STORED RECORDS:
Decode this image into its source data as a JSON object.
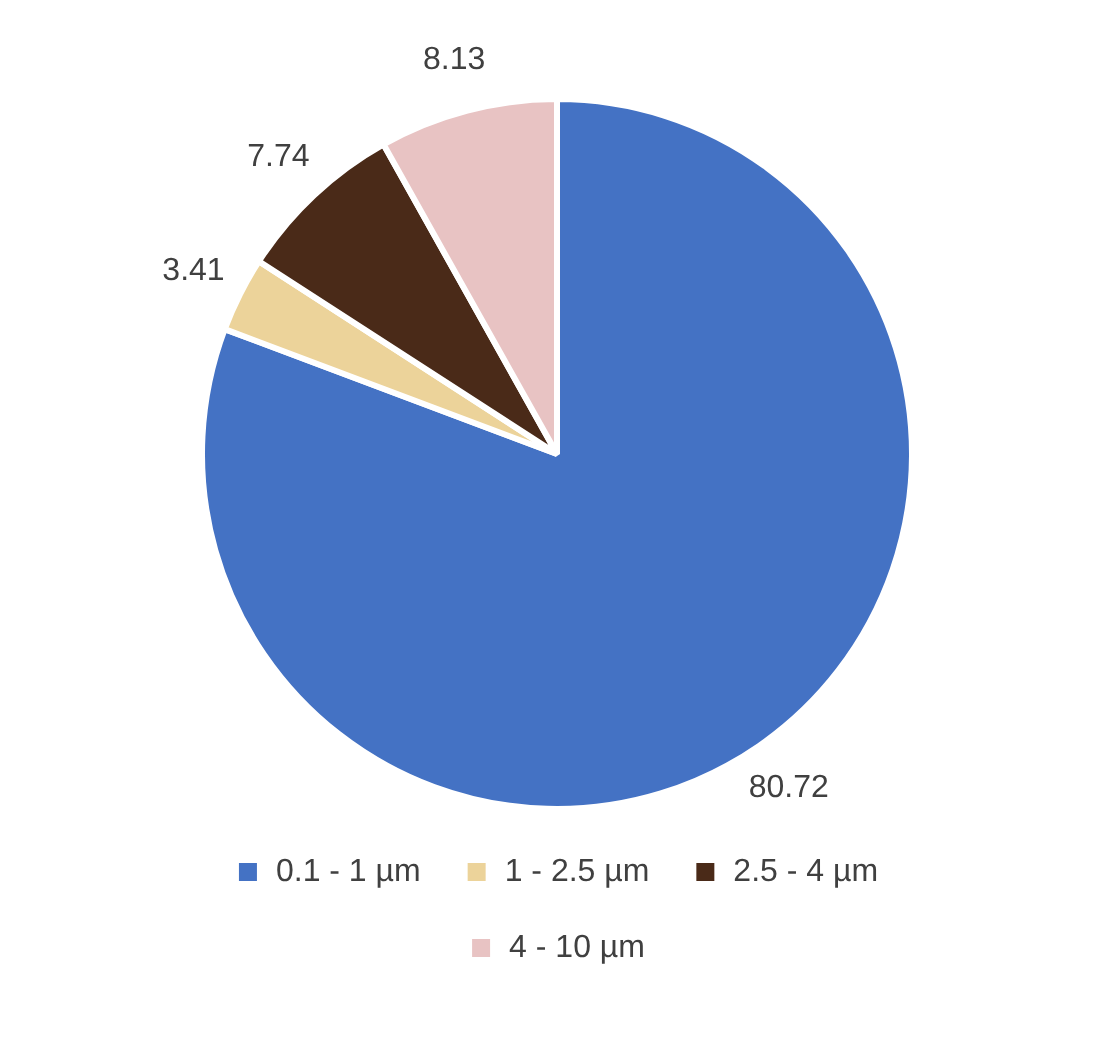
{
  "chart_data": {
    "type": "pie",
    "categories": [
      "0.1 - 1 µm",
      "1 - 2.5 µm",
      "2.5 - 4 µm",
      "4 - 10 µm"
    ],
    "values": [
      80.72,
      3.41,
      7.74,
      8.13
    ],
    "colors": [
      "#4472c4",
      "#ecd39a",
      "#4a2a18",
      "#e8c3c3"
    ],
    "data_labels": true,
    "legend": "bottom"
  }
}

TASK REQUIREMENTS: Transcribe the records verbatim and omit the images.

ANSWER TO THE EXERCISE:
Decode this image into its source data as a JSON object.
{
  "chart_data": {
    "type": "pie",
    "categories": [
      "0.1 - 1 µm",
      "1 - 2.5 µm",
      "2.5 - 4 µm",
      "4 - 10 µm"
    ],
    "values": [
      80.72,
      3.41,
      7.74,
      8.13
    ],
    "colors": [
      "#4472c4",
      "#ecd39a",
      "#4a2a18",
      "#e8c3c3"
    ],
    "data_labels": true,
    "legend": "bottom"
  }
}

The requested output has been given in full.